### Tarefas a cumprir
1. De acordo com o trecho sobre o PQE, quem assumiu a gestão do governo do Estado em 1995?
2. Reproduza a parte do trecho sobre o PQE que se inicia com as palavras "Desse modo, é" e se encerra com "definidos no PQE.".

### Trecho para leitura
——————

Desse modo, é importante assinalar que compreendemos
o PQE sob a dimensão da regulação transnacional de políticas educacionais, bem
como do Estado reformado e do papel que desempenha no contexto de implementação
de projetos educacionais. Em meio a esse contexto, em 1995, houve mudança
na gestão do governo do Estado, que ficou sob responsabilidade de Jaime Lerner
(1995-1998), o qual, por meio da Secretaria da Educação, definiu os Planos de
Ação I e II para orientação das atividades educacionais. De acordo com
Figueiredo (2005), os atos previstos nesses Planos fazem parte dos componentes
de ação definidos no PQE.
O PQE
tinha como objetivo propalado aumentar a escolarização dos alunos das redes
municipal e estadual, englobando alunos de 1ª a 8ª série. Em conformidade com a
realidade nacional, em um contexto sinalizado pela Reforma do Estado, o governo
de Lerner ressaltava a necessidade da gestão compartilhada, cuja valorização da
escola e dos professores que nela atuavam era uma característica relevante
dessa forma de gestão (Figueiredo, 2005).
Na
visão de Sousa (2013, p. 91), a gestão compartilhada traduzia-se em alguns
princípios básicos, tais como:
[…] as escolas como
centros de excelência; as parcerias com a comunidade para obter sucesso no
cumprimento das metas de excelência; o fortalecimento da gestão descentralizada
da SEED-PR como apoio no desenvolvimento da competência do sistema; a
valorização do profissional da educação mediante a ampliação da sua
competência; o envolvimento da comunidade externa e interna à escola tomado
como fundamental no processo de avaliação; e a sistematização e o acesso às
informações. Esses princípios seriam a base para a concretização do processo decisório
e de inovações educacionais.

——————

### Dados fornecidos

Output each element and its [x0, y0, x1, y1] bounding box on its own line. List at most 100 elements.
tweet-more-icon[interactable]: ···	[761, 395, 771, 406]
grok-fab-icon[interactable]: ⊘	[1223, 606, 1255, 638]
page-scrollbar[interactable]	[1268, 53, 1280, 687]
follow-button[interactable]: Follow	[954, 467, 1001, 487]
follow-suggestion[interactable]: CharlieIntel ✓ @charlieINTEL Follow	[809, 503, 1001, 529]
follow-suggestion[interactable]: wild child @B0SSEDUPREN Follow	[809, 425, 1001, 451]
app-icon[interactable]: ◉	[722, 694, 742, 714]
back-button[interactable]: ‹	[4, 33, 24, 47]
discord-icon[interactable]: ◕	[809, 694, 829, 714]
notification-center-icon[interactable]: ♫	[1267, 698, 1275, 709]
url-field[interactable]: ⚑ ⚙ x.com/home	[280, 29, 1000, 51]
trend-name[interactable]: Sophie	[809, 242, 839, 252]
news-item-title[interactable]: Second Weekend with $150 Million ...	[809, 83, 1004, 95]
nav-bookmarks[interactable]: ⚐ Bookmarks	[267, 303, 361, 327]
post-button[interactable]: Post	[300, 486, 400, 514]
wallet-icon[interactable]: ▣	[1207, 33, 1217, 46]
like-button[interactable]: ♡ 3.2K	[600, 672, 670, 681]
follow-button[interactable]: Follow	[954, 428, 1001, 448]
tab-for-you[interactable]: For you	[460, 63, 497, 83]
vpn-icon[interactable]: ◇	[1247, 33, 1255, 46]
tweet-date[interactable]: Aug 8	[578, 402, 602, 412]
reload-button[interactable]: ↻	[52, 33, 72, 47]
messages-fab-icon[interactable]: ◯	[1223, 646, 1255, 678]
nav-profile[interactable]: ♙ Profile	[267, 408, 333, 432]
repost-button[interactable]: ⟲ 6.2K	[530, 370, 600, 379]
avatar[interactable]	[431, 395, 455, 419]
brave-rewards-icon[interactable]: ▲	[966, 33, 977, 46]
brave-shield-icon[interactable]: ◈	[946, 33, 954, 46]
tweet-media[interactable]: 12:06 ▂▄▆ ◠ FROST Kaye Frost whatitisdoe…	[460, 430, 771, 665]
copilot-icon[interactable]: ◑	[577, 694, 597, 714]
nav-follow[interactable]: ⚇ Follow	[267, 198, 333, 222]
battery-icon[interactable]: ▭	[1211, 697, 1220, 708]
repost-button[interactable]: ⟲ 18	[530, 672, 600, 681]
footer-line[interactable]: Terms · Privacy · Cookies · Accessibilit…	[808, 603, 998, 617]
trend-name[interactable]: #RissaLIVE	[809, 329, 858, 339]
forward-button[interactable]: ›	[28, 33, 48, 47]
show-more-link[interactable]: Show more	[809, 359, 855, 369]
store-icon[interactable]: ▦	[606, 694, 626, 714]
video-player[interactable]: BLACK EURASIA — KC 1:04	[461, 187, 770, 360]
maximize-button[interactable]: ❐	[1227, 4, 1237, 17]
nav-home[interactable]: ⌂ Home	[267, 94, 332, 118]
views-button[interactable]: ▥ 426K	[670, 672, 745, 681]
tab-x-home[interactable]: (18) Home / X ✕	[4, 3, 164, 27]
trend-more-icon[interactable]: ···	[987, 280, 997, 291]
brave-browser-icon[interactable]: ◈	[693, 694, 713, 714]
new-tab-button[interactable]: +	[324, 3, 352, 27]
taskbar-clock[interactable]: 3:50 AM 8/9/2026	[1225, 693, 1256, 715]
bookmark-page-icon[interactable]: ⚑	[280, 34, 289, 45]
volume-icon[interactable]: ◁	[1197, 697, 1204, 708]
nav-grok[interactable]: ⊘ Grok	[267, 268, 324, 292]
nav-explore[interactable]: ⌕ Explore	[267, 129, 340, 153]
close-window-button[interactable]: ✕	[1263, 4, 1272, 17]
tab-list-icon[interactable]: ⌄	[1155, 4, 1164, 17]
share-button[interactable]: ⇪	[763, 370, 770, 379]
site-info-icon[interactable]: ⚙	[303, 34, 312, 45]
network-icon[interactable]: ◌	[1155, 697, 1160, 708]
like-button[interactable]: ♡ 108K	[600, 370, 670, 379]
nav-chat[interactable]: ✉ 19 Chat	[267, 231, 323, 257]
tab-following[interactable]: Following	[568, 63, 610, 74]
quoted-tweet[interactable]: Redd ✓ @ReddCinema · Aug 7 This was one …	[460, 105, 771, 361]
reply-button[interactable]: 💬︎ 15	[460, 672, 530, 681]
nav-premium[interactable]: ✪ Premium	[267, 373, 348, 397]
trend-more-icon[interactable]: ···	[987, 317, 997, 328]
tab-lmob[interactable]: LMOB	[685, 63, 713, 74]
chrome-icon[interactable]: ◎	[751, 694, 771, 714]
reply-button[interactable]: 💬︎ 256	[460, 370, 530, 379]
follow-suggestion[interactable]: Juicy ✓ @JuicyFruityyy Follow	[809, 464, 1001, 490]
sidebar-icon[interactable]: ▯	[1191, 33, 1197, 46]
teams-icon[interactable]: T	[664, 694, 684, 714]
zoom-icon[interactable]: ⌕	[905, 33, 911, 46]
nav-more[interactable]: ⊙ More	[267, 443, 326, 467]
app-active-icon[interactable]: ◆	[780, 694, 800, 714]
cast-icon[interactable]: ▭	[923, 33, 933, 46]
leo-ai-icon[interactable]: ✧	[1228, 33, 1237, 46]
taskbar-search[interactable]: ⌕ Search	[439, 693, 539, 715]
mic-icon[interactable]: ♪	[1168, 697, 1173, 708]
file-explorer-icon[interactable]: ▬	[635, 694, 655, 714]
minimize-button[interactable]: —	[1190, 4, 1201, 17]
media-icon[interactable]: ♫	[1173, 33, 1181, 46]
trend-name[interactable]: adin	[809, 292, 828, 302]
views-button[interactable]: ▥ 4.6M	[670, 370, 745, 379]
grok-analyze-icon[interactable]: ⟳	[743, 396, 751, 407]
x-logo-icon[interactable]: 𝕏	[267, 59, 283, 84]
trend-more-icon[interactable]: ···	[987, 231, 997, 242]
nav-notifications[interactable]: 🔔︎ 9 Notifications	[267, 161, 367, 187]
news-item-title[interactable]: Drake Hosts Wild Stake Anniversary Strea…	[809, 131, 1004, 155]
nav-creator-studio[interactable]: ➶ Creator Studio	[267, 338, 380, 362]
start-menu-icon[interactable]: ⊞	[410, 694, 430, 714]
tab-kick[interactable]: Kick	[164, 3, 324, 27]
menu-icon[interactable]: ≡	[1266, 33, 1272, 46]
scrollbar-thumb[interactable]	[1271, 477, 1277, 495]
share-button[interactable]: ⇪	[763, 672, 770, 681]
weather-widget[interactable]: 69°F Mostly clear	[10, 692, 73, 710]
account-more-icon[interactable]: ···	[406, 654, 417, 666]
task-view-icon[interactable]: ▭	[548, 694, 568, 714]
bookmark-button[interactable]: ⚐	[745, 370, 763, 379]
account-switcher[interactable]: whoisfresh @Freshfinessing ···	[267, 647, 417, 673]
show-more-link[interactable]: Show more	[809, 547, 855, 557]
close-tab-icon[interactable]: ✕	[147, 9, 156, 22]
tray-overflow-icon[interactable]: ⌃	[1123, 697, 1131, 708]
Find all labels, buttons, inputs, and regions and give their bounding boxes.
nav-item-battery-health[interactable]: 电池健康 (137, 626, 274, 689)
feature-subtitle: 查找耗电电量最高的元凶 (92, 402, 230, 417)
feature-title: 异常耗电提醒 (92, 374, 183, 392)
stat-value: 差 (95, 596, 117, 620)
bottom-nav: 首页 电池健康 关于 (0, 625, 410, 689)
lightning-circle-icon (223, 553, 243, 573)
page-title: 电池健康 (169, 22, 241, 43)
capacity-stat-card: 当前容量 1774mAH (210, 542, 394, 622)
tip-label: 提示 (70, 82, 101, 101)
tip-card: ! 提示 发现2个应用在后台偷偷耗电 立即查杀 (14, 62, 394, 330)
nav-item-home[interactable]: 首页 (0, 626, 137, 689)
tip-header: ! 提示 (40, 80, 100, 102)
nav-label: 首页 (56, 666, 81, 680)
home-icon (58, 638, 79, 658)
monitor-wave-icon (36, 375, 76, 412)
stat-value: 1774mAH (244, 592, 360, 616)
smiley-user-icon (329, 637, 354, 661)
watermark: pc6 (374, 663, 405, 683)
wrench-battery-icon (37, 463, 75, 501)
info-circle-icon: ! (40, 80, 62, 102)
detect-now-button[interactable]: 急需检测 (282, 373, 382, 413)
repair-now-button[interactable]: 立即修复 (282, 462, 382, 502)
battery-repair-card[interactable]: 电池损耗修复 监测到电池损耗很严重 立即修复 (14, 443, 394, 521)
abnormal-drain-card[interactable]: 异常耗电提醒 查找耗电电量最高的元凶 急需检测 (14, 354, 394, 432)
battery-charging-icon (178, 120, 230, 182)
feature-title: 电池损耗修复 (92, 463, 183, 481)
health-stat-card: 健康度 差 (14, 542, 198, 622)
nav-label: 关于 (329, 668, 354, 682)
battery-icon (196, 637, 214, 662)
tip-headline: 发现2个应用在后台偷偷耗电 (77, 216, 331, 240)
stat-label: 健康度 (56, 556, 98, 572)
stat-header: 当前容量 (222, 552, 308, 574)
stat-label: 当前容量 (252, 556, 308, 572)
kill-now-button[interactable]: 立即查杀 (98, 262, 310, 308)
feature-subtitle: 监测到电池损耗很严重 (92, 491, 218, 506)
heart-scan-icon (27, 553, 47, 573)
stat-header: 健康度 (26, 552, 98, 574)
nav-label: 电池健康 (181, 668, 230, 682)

——————

### Respostas dadas
1. Jaime Lerner.

2.
Desse modo, é importante assinalar que compreendemos
o PQE sob a dimensão da regulação transnacional de políticas educacionais, bem
como do Estado reformado e do papel que desempenha no contexto de implementação
de projetos educacionais. Em meio a esse contexto, em 1995, houve mudança
na gestão do governo do Estado, que ficou sob responsabilidade de Jaime Lerner
(1995-1998), o qual, por meio da Secretaria da Educação, definiu os Planos de
Ação I e II para orientação das atividades educacionais. De acordo com
Figueiredo (2005), os atos previstos nesses Planos fazem parte dos componentes
de ação definidos no PQE.